To do: Locate the lines that hold the string "сетей". Copy every such line.

[Saved entries]

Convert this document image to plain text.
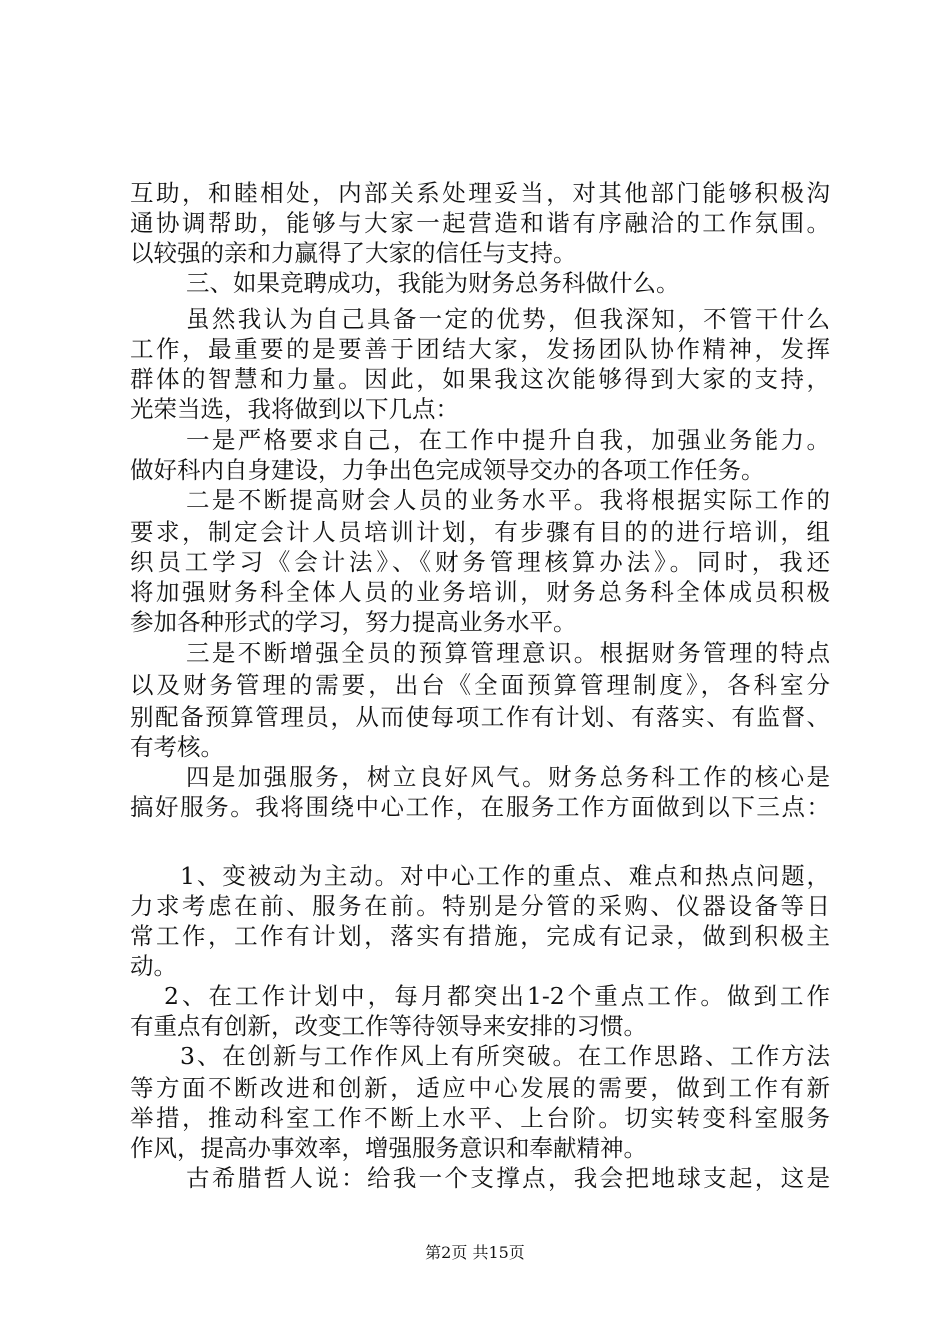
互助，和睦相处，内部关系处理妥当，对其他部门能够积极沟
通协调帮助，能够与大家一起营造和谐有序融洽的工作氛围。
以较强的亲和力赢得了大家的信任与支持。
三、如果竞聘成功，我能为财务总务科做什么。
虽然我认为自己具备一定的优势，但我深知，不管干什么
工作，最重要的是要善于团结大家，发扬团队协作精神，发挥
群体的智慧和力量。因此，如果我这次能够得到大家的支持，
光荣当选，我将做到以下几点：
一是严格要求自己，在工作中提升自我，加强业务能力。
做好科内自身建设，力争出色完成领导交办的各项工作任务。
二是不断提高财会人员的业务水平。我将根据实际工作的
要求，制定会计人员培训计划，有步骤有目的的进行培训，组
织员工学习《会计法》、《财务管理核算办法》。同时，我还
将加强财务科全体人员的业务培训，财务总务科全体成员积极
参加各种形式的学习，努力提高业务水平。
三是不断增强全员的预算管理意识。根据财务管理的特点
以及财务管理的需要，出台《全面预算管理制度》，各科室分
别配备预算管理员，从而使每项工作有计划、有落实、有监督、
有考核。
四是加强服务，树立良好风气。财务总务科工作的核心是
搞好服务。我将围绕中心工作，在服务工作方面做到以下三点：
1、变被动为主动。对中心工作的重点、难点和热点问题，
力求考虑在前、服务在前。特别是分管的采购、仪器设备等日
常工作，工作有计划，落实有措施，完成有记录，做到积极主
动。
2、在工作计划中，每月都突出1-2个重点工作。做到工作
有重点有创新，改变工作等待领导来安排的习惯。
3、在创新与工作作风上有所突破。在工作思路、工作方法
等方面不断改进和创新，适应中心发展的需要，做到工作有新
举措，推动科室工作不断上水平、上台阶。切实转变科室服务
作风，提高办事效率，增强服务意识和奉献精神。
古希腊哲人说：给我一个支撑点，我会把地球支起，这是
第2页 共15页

--

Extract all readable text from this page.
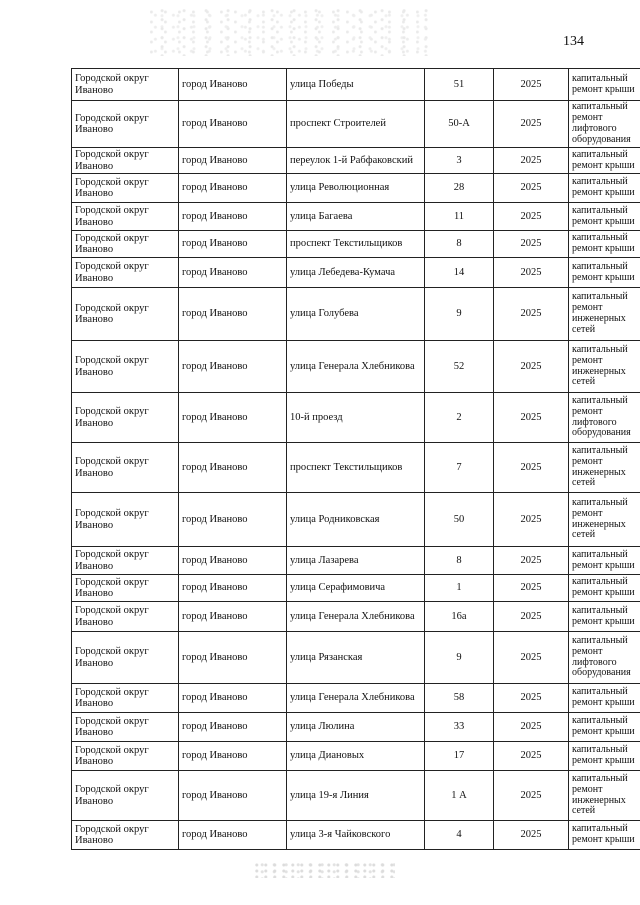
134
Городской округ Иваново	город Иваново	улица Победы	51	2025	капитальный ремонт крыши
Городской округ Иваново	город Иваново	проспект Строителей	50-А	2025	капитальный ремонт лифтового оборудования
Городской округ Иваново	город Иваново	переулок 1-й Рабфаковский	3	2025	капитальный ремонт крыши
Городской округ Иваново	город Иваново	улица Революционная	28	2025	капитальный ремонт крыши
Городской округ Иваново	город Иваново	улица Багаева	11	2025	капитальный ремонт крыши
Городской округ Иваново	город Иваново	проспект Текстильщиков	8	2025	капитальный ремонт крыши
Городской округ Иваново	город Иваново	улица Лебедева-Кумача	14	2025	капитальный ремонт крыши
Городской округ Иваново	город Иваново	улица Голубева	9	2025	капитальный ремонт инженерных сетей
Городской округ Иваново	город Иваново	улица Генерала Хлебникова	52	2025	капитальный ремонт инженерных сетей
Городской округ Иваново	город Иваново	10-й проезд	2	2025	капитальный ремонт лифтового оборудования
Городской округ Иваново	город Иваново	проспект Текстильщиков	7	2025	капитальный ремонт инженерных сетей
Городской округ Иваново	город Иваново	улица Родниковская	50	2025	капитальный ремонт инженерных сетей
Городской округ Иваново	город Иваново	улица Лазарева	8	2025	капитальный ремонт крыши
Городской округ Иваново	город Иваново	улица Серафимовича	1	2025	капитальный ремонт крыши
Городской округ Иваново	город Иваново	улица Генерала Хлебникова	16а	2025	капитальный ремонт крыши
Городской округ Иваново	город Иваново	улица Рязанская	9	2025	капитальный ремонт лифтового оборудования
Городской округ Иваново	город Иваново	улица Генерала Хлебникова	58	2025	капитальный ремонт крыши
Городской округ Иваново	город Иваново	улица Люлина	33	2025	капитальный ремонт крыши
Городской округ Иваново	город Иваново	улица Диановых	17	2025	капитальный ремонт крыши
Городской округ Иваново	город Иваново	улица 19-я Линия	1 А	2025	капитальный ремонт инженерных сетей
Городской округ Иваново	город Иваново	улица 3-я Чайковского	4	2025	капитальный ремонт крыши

* * *

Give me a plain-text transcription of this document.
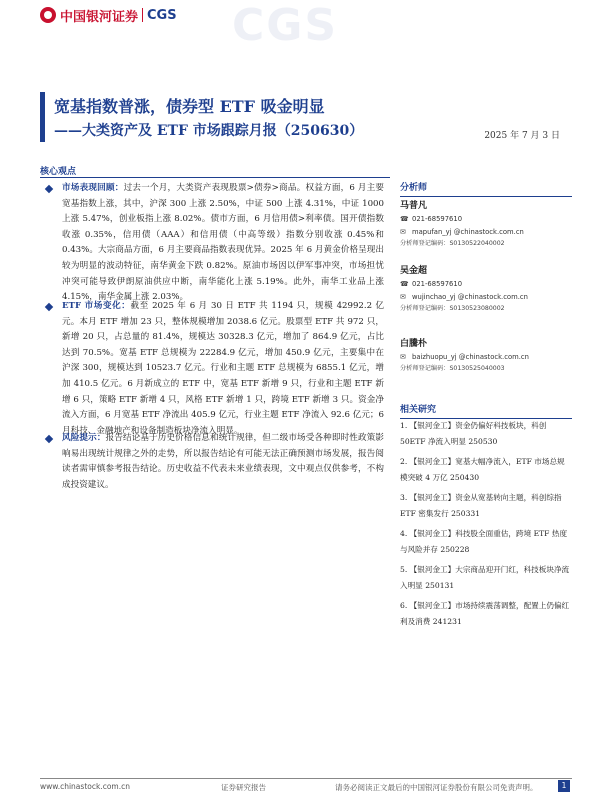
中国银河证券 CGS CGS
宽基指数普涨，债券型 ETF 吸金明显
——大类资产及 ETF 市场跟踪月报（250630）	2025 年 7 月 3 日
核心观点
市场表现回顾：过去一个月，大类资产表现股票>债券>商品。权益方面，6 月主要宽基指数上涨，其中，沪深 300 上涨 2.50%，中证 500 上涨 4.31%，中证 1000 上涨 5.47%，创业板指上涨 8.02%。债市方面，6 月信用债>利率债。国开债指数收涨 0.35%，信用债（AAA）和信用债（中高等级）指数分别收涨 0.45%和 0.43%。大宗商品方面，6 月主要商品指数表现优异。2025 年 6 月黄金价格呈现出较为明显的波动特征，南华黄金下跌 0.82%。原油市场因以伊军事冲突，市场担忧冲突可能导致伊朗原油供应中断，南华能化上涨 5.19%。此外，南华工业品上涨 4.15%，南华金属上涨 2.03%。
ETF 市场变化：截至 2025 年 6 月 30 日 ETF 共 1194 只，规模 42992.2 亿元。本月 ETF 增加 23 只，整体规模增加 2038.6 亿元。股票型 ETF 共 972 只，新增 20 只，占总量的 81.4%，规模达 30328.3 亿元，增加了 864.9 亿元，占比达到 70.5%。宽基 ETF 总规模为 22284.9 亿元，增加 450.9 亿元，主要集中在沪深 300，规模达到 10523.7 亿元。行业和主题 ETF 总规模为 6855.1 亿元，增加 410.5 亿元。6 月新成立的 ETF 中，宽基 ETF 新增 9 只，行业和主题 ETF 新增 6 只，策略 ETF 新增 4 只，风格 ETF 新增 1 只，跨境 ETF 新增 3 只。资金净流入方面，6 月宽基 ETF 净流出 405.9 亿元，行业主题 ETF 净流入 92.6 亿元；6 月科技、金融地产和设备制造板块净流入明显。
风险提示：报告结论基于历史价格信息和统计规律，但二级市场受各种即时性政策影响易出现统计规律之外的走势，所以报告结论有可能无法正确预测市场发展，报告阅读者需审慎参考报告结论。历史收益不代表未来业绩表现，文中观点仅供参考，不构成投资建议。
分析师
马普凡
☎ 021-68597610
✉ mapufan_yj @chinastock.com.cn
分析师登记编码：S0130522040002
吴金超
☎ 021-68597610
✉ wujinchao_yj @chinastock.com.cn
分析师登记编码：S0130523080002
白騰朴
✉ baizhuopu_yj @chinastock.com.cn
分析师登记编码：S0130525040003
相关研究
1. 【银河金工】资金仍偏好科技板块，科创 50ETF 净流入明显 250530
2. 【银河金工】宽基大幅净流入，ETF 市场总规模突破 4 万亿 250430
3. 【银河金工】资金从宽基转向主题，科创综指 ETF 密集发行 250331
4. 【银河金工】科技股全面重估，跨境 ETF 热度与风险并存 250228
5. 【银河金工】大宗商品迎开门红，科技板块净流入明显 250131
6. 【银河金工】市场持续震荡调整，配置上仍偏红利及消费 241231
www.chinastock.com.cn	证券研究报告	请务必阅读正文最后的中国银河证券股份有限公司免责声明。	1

Written solution:
Городской округ Иваново	город Иваново	улица Голубева	9	2025	капитальный ремонт инженерных сетей
Городской округ Иваново	город Иваново	улица Генерала Хлебникова	52	2025	капитальный ремонт инженерных сетей
Городской округ Иваново	город Иваново	проспект Текстильщиков	7	2025	капитальный ремонт инженерных сетей
Городской округ Иваново	город Иваново	улица Родниковская	50	2025	капитальный ремонт инженерных сетей
Городской округ Иваново	город Иваново	улица 19-я Линия	1 А	2025	капитальный ремонт инженерных сетей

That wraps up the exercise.